Give the data below again exactly as written, without its pictures.

######

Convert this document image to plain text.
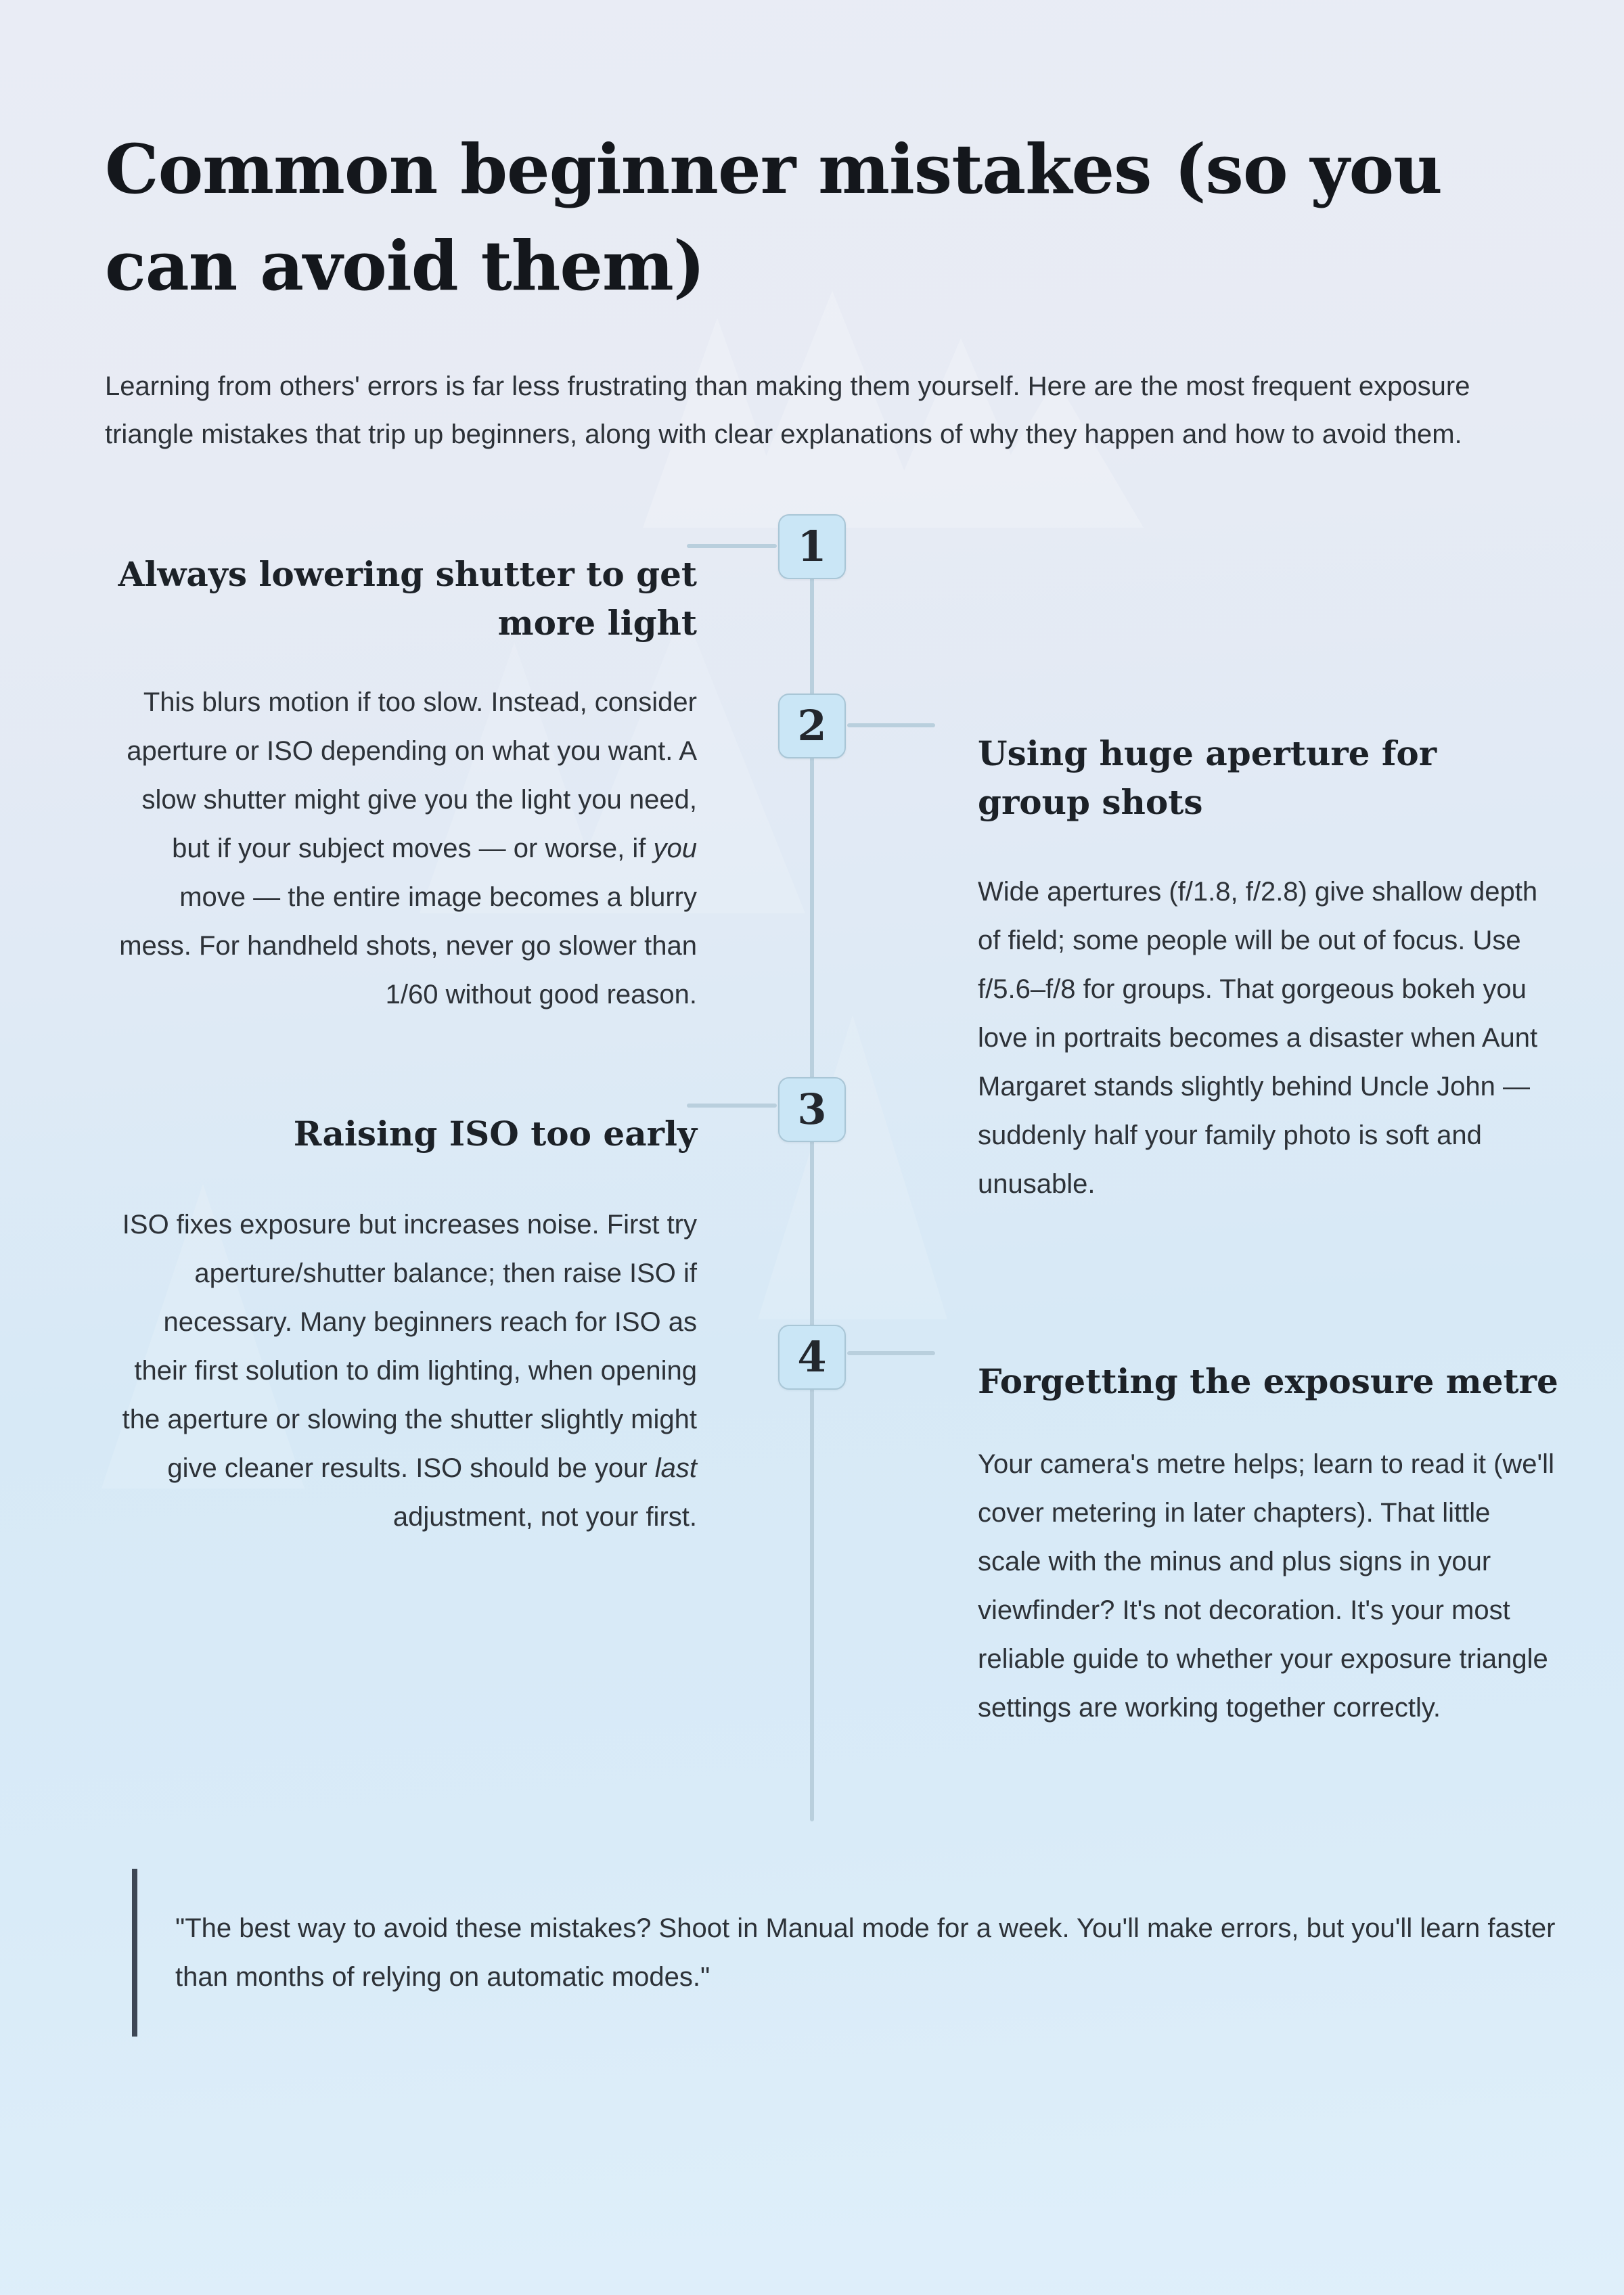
Common beginner mistakes (so you can avoid them)

Learning from others' errors is far less frustrating than making them yourself. Here are the most frequent exposure triangle mistakes that trip up beginners, along with clear explanations of why they happen and how to avoid them.

1
2
3
4
Always lowering shutter to get more light

This blurs motion if too slow. Instead, consider aperture or ISO depending on what you want. A slow shutter might give you the light you need, but if your subject moves — or worse, if you move — the entire image becomes a blurry mess. For handheld shots, never go slower than 1/60 without good reason.

Using huge aperture for group shots

Wide apertures (f/1.8, f/2.8) give shallow depth of field; some people will be out of focus. Use f/5.6–f/8 for groups. That gorgeous bokeh you love in portraits becomes a disaster when Aunt Margaret stands slightly behind Uncle John — suddenly half your family photo is soft and unusable.

Raising ISO too early

ISO fixes exposure but increases noise. First try aperture/shutter balance; then raise ISO if necessary. Many beginners reach for ISO as their first solution to dim lighting, when opening the aperture or slowing the shutter slightly might give cleaner results. ISO should be your last adjustment, not your first.

Forgetting the exposure metre

Your camera's metre helps; learn to read it (we'll cover metering in later chapters). That little scale with the minus and plus signs in your viewfinder? It's not decoration. It's your most reliable guide to whether your exposure triangle settings are working together correctly.

"The best way to avoid these mistakes? Shoot in Manual mode for a week. You'll make errors, but you'll learn faster than months of relying on automatic modes."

######

● **ANSWER TO THE EXERCISE**:
Convert this document image to plain text.
Common beginner mistakes (so you can avoid them)

Learning from others' errors is far less frustrating than making them yourself. Here are the most frequent exposure triangle mistakes that trip up beginners, along with clear explanations of why they happen and how to avoid them.

1
2
3
4
Always lowering shutter to get more light

This blurs motion if too slow. Instead, consider aperture or ISO depending on what you want. A slow shutter might give you the light you need, but if your subject moves — or worse, if you move — the entire image becomes a blurry mess. For handheld shots, never go slower than 1/60 without good reason.

Using huge aperture for group shots

Wide apertures (f/1.8, f/2.8) give shallow depth of field; some people will be out of focus. Use f/5.6–f/8 for groups. That gorgeous bokeh you love in portraits becomes a disaster when Aunt Margaret stands slightly behind Uncle John — suddenly half your family photo is soft and unusable.

Raising ISO too early

ISO fixes exposure but increases noise. First try aperture/shutter balance; then raise ISO if necessary. Many beginners reach for ISO as their first solution to dim lighting, when opening the aperture or slowing the shutter slightly might give cleaner results. ISO should be your last adjustment, not your first.

Forgetting the exposure metre

Your camera's metre helps; learn to read it (we'll cover metering in later chapters). That little scale with the minus and plus signs in your viewfinder? It's not decoration. It's your most reliable guide to whether your exposure triangle settings are working together correctly.

"The best way to avoid these mistakes? Shoot in Manual mode for a week. You'll make errors, but you'll learn faster than months of relying on automatic modes."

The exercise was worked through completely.